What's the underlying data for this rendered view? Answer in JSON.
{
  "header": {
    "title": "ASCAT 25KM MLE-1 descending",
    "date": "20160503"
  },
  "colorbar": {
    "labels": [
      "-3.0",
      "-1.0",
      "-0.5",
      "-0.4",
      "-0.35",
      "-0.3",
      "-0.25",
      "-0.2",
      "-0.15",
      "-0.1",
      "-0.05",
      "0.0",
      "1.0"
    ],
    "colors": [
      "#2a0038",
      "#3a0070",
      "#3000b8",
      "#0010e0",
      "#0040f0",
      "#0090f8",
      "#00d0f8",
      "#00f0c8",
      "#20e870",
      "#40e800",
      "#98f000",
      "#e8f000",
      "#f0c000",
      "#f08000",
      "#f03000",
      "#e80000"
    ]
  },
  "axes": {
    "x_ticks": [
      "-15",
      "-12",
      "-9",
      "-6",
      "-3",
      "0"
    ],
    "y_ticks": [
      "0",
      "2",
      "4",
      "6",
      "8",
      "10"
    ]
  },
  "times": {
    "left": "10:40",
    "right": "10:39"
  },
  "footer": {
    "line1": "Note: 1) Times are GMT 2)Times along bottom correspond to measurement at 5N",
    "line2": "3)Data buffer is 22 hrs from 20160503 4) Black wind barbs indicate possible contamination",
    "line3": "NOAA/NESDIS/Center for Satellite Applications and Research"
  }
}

* [Stated goal] Set down every line of the listing above again, exactly as given.

* [Finished task]
What's the underlying data for this rendered view? Answer in JSON.
{
  "header": {
    "title": "ASCAT 25KM MLE-1 descending",
    "date": "20160503"
  },
  "colorbar": {
    "labels": [
      "-3.0",
      "-1.0",
      "-0.5",
      "-0.4",
      "-0.35",
      "-0.3",
      "-0.25",
      "-0.2",
      "-0.15",
      "-0.1",
      "-0.05",
      "0.0",
      "1.0"
    ],
    "colors": [
      "#2a0038",
      "#3a0070",
      "#3000b8",
      "#0010e0",
      "#0040f0",
      "#0090f8",
      "#00d0f8",
      "#00f0c8",
      "#20e870",
      "#40e800",
      "#98f000",
      "#e8f000",
      "#f0c000",
      "#f08000",
      "#f03000",
      "#e80000"
    ]
  },
  "axes": {
    "x_ticks": [
      "-15",
      "-12",
      "-9",
      "-6",
      "-3",
      "0"
    ],
    "y_ticks": [
      "0",
      "2",
      "4",
      "6",
      "8",
      "10"
    ]
  },
  "times": {
    "left": "10:40",
    "right": "10:39"
  },
  "footer": {
    "line1": "Note: 1) Times are GMT 2)Times along bottom correspond to measurement at 5N",
    "line2": "3)Data buffer is 22 hrs from 20160503 4) Black wind barbs indicate possible contamination",
    "line3": "NOAA/NESDIS/Center for Satellite Applications and Research"
  }
}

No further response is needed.